▶ **What is being asked**
Locate each line of the material that contains "text", then return it.

═════ Input for this task ═════

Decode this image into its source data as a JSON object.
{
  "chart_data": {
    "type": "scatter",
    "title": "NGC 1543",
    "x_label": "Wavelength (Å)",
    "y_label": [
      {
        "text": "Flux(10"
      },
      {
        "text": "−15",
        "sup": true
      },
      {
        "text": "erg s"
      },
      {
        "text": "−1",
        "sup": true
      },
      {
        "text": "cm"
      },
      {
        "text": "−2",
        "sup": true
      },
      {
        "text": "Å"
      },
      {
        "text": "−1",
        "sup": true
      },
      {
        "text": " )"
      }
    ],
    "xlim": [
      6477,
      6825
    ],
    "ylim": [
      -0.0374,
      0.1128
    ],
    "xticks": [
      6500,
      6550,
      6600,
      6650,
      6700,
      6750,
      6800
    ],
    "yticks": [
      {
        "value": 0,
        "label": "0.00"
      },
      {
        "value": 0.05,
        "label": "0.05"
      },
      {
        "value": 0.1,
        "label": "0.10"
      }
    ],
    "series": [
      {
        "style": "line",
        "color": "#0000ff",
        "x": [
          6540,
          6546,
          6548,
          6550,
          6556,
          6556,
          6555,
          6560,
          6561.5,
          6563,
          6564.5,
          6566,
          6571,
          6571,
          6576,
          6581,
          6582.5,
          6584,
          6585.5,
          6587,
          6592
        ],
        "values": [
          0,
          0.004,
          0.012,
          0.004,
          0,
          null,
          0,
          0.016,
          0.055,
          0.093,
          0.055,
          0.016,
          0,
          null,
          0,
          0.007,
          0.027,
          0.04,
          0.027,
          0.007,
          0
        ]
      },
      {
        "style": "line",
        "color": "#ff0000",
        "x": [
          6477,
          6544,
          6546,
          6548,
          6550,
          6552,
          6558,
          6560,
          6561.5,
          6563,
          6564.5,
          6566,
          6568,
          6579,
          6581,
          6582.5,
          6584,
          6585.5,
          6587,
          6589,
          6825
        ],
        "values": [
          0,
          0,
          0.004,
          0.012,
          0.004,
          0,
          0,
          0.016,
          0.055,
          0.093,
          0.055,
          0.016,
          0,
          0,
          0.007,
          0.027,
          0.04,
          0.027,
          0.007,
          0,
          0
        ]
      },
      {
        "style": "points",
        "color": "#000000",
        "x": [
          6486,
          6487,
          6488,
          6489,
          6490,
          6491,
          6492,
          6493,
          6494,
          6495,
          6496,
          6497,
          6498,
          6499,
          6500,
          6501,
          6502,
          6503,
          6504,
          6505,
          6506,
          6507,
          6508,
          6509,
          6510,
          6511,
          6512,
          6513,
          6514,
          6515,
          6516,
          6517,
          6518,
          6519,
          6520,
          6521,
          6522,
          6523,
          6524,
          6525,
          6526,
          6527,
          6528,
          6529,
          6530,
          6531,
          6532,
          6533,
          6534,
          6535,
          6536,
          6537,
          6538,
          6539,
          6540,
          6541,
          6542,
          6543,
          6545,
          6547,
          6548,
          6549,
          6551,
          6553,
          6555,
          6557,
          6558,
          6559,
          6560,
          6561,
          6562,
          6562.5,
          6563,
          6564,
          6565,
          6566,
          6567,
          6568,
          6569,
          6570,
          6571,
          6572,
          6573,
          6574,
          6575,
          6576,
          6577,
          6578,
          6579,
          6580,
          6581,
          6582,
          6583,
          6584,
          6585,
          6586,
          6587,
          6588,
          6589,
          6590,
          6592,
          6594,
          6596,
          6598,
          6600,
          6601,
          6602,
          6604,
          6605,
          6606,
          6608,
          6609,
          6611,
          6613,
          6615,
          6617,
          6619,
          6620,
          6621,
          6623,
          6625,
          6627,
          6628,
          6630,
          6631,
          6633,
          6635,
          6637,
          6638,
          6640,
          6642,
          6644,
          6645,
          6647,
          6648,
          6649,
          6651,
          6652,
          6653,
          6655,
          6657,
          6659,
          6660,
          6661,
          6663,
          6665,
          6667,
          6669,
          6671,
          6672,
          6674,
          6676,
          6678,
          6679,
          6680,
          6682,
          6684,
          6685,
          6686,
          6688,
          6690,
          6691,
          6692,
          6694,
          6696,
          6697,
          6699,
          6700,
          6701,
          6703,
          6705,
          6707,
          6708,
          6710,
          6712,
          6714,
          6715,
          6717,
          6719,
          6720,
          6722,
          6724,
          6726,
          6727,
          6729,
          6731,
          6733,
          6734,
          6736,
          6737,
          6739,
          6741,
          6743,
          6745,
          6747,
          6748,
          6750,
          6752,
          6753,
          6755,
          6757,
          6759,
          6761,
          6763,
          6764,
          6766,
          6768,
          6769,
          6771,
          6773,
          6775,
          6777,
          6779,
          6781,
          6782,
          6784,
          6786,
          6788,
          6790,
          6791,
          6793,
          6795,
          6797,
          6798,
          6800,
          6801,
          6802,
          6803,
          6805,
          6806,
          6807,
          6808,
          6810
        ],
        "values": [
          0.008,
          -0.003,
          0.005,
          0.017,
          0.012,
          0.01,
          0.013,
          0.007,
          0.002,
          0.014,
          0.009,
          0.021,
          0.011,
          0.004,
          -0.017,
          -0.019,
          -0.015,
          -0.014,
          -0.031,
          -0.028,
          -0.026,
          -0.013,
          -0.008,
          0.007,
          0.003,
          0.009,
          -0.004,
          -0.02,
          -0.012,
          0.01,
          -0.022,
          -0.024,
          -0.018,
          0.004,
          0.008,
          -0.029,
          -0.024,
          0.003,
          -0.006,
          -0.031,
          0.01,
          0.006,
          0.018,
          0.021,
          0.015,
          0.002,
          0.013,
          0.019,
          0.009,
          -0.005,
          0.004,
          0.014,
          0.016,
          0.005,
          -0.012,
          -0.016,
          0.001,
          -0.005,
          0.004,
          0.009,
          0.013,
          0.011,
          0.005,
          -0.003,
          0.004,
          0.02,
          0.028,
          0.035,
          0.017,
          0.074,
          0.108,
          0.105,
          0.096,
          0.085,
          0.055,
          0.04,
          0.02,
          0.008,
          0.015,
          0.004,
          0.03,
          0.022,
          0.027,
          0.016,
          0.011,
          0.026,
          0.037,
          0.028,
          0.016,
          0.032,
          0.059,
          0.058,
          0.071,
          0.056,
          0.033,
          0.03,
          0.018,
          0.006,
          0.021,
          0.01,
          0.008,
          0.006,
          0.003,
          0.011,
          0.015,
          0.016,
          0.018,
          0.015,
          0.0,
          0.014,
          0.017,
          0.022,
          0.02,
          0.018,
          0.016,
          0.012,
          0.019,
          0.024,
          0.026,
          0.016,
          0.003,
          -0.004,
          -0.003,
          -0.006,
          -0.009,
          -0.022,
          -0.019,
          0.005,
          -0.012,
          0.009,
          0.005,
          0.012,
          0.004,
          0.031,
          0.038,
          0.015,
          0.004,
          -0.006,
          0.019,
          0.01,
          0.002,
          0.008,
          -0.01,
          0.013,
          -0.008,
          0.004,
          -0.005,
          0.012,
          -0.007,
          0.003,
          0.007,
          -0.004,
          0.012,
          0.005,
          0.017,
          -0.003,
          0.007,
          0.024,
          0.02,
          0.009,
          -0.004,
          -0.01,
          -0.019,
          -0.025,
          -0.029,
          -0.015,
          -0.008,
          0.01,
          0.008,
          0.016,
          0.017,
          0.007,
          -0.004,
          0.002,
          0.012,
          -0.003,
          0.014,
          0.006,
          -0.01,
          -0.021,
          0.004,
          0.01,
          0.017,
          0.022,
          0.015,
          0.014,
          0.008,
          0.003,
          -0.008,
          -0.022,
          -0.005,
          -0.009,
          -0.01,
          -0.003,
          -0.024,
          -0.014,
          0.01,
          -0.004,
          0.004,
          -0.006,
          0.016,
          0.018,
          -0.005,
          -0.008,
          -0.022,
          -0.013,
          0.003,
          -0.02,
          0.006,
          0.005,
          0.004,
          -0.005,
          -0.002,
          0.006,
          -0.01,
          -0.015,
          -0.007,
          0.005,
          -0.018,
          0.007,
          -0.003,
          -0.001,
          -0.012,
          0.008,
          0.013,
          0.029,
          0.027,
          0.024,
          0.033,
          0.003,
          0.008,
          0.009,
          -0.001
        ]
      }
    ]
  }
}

═════

▶ **Output for this exercise**
        "text": "Flux(10"
        "text": "−15",
        "text": "erg s"
        "text": "−1",
        "text": "cm"
        "text": "−2",
        "text": "Å"
        "text": "−1",
        "text": " )"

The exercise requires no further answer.